REQUIRED WORK
Transcribe the listing exactly, leaving out every picture.

* * *

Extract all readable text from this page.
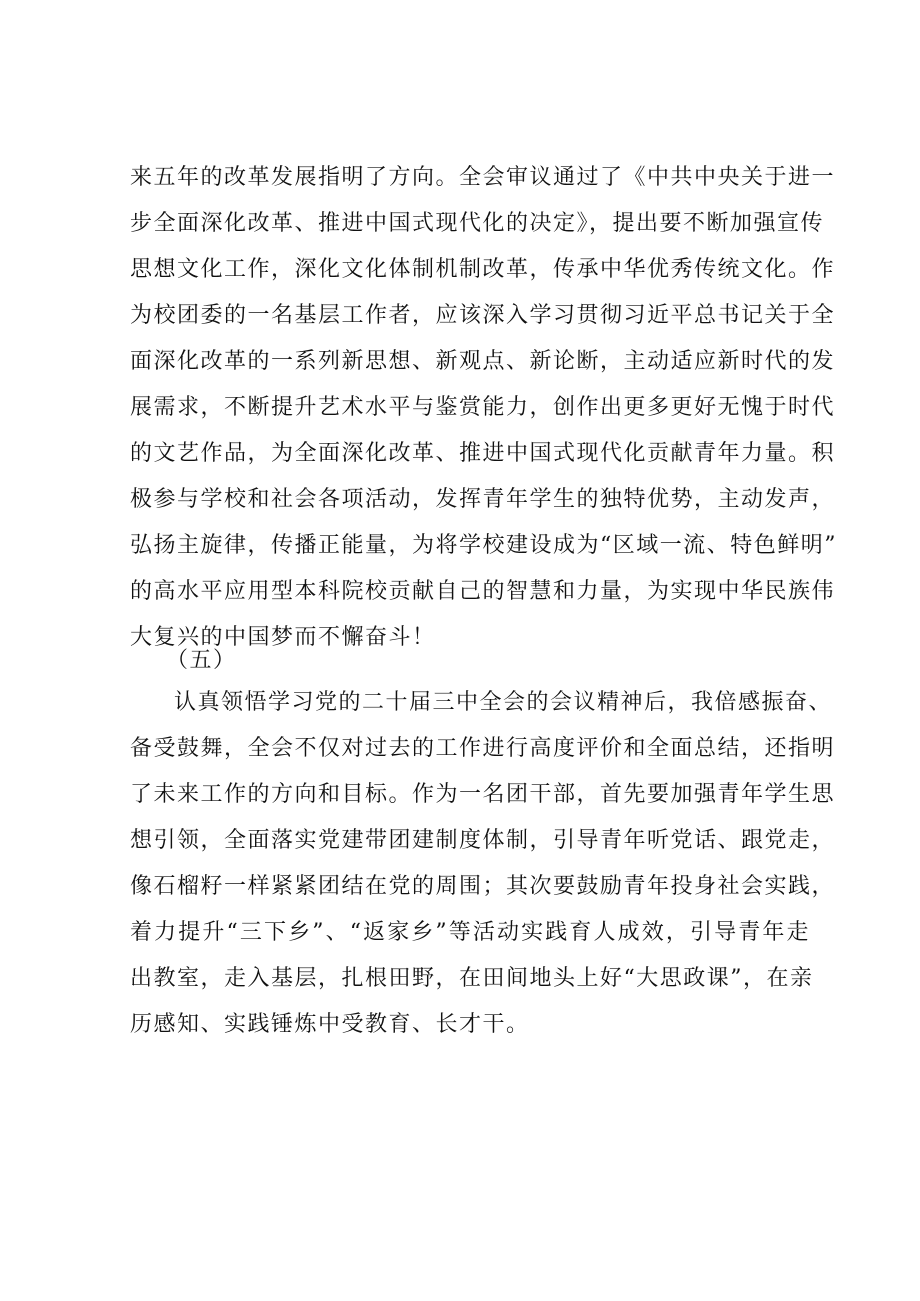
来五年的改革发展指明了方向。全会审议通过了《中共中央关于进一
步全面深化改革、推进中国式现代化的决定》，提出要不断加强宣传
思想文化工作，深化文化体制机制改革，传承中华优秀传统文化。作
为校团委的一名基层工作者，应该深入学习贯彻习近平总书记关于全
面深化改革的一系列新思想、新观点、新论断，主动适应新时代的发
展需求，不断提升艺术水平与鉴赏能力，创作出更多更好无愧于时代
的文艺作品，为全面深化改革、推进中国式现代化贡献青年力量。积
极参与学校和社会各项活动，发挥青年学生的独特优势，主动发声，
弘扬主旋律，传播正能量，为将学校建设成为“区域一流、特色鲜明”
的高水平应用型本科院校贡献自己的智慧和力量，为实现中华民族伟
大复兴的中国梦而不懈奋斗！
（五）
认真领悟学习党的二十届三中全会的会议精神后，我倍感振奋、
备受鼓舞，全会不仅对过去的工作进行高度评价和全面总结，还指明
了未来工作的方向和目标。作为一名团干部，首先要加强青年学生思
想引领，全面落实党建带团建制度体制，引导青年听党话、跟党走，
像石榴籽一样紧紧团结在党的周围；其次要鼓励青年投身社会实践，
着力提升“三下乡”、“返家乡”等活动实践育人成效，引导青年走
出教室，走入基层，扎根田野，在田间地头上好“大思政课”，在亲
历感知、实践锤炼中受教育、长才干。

* * *

REPLY TO THE TASK
Extract all readable text from this page.
来五年的改革发展指明了方向。全会审议通过了《中共中央关于进一
步全面深化改革、推进中国式现代化的决定》，提出要不断加强宣传
思想文化工作，深化文化体制机制改革，传承中华优秀传统文化。作
为校团委的一名基层工作者，应该深入学习贯彻习近平总书记关于全
面深化改革的一系列新思想、新观点、新论断，主动适应新时代的发
展需求，不断提升艺术水平与鉴赏能力，创作出更多更好无愧于时代
的文艺作品，为全面深化改革、推进中国式现代化贡献青年力量。积
极参与学校和社会各项活动，发挥青年学生的独特优势，主动发声，
弘扬主旋律，传播正能量，为将学校建设成为“区域一流、特色鲜明”
的高水平应用型本科院校贡献自己的智慧和力量，为实现中华民族伟
大复兴的中国梦而不懈奋斗！
（五）
认真领悟学习党的二十届三中全会的会议精神后，我倍感振奋、
备受鼓舞，全会不仅对过去的工作进行高度评价和全面总结，还指明
了未来工作的方向和目标。作为一名团干部，首先要加强青年学生思
想引领，全面落实党建带团建制度体制，引导青年听党话、跟党走，
像石榴籽一样紧紧团结在党的周围；其次要鼓励青年投身社会实践，
着力提升“三下乡”、“返家乡”等活动实践育人成效，引导青年走
出教室，走入基层，扎根田野，在田间地头上好“大思政课”，在亲
历感知、实践锤炼中受教育、长才干。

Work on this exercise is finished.